**Required task**
Select every line containing the word "JSON" from the material, and copy those lines.

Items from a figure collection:
-*-
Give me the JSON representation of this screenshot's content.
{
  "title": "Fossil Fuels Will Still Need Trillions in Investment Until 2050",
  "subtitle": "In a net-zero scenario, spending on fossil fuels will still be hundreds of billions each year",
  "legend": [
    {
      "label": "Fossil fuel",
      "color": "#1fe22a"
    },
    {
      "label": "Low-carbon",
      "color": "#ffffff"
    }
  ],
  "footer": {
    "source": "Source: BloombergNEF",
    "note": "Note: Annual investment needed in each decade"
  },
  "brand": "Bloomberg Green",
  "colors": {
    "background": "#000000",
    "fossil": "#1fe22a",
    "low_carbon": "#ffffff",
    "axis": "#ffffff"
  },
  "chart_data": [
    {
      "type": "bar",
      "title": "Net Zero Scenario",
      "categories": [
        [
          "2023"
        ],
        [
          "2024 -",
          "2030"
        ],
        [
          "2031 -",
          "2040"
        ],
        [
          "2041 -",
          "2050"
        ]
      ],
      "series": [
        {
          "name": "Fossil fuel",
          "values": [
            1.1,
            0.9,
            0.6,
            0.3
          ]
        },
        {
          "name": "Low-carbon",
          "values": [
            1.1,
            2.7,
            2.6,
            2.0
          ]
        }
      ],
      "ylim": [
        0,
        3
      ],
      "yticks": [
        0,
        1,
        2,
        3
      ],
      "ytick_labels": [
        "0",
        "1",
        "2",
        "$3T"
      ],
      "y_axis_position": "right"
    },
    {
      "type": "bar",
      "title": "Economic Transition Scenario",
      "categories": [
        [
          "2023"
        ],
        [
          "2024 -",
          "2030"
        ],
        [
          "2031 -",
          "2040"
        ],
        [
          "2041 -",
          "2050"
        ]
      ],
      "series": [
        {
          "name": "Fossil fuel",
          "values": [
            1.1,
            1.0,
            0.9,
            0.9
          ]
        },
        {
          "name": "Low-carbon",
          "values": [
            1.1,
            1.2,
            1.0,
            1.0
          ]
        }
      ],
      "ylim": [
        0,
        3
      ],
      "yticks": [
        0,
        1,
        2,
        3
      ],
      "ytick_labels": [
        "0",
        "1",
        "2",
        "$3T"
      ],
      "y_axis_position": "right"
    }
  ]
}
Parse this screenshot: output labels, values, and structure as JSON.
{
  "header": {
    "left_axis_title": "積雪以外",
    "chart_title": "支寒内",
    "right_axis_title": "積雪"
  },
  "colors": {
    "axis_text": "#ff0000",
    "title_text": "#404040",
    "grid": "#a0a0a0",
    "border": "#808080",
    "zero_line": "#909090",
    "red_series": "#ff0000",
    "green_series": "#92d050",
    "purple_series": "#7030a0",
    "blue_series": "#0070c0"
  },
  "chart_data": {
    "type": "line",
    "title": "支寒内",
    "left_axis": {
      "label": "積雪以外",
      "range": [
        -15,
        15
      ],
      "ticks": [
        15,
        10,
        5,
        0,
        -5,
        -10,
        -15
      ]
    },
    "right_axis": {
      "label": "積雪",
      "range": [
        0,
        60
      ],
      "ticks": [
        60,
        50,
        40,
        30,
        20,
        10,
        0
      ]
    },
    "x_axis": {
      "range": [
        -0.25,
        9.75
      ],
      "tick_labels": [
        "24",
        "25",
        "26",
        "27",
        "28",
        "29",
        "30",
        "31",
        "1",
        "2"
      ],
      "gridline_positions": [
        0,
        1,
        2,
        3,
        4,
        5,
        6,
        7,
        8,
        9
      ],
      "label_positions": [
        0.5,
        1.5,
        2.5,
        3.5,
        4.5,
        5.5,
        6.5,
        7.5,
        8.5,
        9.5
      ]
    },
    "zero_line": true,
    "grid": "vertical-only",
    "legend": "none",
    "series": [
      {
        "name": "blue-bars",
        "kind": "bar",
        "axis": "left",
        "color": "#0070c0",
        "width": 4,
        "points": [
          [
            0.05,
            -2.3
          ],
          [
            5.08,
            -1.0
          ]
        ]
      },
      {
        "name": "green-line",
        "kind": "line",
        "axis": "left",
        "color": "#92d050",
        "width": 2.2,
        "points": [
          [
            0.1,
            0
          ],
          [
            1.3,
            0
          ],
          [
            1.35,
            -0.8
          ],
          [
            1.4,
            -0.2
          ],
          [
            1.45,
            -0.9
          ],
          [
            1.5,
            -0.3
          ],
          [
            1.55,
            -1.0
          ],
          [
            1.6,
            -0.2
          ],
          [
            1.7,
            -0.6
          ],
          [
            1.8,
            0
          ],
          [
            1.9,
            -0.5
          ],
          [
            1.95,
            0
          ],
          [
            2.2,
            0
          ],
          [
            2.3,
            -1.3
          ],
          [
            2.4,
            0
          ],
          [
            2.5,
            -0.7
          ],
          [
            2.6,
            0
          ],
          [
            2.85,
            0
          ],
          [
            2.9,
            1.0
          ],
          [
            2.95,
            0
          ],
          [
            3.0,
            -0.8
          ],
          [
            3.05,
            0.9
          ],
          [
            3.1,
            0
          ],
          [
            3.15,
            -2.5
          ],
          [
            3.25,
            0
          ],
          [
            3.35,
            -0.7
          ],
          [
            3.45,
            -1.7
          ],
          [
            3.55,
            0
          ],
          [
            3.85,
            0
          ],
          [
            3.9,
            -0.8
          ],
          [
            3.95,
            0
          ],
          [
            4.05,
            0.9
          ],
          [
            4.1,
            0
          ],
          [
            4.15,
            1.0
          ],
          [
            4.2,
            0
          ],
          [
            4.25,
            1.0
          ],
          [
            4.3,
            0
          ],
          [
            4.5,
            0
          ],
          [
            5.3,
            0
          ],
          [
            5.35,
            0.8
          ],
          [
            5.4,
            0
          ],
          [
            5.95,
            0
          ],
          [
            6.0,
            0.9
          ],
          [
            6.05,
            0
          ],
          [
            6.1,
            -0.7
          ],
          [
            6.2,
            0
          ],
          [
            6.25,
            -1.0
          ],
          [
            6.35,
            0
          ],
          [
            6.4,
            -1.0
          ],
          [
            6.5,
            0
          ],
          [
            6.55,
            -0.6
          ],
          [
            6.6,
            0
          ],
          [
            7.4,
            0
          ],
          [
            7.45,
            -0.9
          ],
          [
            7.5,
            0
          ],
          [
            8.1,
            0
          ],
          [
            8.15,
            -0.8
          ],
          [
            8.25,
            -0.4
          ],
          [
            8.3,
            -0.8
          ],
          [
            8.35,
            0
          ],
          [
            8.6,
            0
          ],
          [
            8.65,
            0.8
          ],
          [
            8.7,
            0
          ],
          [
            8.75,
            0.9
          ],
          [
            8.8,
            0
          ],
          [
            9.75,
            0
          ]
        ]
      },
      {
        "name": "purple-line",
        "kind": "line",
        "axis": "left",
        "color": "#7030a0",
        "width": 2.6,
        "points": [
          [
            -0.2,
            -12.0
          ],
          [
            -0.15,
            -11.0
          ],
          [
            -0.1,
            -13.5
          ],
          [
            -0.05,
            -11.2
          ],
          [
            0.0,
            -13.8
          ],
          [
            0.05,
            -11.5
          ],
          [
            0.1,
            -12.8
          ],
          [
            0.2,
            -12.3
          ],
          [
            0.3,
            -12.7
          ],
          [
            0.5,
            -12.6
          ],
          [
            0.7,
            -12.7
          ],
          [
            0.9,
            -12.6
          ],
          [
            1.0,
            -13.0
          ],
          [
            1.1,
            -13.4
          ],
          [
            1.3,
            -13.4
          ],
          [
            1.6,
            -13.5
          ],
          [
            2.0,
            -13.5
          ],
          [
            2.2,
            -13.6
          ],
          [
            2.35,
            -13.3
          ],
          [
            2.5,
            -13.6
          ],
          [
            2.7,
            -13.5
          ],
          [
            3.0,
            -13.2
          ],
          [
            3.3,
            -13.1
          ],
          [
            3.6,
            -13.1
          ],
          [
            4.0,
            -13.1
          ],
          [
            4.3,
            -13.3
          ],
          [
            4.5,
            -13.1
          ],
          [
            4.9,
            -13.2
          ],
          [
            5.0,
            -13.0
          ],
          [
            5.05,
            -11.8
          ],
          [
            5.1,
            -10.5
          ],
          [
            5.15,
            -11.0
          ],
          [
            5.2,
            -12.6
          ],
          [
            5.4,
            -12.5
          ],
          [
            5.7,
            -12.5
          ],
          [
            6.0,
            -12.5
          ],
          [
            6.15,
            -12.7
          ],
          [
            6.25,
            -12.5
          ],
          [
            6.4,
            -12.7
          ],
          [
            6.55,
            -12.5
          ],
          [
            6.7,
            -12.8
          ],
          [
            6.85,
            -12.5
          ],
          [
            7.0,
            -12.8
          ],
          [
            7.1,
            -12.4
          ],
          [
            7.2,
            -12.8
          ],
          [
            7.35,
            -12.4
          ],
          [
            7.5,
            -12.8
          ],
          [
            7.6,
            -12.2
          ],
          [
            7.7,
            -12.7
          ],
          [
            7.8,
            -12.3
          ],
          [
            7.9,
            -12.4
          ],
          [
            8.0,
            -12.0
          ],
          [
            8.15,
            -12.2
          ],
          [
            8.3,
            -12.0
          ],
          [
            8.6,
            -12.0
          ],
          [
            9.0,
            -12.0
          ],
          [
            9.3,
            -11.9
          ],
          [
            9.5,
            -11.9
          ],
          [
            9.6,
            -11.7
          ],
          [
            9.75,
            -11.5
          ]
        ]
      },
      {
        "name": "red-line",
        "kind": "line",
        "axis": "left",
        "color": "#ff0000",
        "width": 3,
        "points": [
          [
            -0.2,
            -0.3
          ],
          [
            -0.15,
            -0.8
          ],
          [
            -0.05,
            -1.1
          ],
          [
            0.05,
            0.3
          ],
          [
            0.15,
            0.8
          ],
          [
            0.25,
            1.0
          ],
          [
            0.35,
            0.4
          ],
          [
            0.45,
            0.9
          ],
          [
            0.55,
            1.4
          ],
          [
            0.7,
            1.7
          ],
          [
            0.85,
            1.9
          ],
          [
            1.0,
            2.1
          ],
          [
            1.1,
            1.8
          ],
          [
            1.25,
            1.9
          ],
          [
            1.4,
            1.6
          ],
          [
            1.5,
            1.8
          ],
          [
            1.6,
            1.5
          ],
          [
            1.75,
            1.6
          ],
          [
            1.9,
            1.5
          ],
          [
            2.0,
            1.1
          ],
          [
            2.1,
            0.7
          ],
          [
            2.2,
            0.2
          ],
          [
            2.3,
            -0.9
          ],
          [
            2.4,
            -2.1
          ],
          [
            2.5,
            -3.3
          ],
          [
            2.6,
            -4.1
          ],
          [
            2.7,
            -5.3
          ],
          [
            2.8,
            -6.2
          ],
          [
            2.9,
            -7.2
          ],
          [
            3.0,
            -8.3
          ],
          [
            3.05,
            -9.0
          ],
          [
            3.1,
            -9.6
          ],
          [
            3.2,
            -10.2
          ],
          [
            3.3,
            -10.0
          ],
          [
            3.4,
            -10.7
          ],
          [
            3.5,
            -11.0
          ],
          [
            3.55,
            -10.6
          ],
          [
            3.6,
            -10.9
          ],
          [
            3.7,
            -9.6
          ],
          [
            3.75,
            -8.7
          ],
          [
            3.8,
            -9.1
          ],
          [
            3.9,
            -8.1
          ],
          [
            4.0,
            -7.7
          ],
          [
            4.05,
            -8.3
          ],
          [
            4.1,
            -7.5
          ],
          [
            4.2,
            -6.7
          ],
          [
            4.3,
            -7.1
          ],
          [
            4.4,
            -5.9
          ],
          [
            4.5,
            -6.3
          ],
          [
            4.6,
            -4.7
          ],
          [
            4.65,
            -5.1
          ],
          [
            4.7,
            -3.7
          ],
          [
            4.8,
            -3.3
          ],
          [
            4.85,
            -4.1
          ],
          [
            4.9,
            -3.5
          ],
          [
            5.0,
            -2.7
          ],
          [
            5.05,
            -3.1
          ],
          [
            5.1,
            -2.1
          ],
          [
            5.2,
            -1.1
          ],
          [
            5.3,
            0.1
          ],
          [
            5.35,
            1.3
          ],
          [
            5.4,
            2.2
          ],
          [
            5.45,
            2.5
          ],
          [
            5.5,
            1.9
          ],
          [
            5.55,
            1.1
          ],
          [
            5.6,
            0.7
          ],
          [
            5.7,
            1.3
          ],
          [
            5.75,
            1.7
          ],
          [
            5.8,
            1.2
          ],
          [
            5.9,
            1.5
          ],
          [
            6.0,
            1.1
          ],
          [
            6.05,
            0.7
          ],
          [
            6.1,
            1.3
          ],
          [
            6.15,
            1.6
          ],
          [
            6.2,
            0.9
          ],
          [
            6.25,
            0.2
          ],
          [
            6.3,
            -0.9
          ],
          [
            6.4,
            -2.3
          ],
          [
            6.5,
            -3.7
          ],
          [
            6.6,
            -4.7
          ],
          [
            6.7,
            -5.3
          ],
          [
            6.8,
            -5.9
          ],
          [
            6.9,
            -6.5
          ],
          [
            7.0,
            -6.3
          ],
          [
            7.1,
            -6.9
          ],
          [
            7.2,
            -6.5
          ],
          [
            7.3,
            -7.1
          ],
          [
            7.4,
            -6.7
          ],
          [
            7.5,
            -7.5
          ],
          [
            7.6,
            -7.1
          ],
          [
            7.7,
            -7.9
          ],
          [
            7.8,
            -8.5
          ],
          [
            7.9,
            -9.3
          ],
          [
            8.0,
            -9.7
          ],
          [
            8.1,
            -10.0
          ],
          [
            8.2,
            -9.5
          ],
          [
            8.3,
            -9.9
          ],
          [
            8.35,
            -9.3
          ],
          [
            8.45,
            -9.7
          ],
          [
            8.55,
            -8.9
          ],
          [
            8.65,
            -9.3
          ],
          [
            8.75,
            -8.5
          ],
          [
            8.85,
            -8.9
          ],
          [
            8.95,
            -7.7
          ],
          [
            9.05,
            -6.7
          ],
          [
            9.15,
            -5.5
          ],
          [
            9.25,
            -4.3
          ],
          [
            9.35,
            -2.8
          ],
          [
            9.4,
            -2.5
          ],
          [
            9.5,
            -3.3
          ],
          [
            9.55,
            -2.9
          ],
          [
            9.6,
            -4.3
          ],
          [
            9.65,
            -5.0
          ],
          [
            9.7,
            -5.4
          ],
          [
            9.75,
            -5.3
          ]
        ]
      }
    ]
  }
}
-*-
**Answer to the task**
Give me the JSON representation of this screenshot's content.
Parse this screenshot: output labels, values, and structure as JSON.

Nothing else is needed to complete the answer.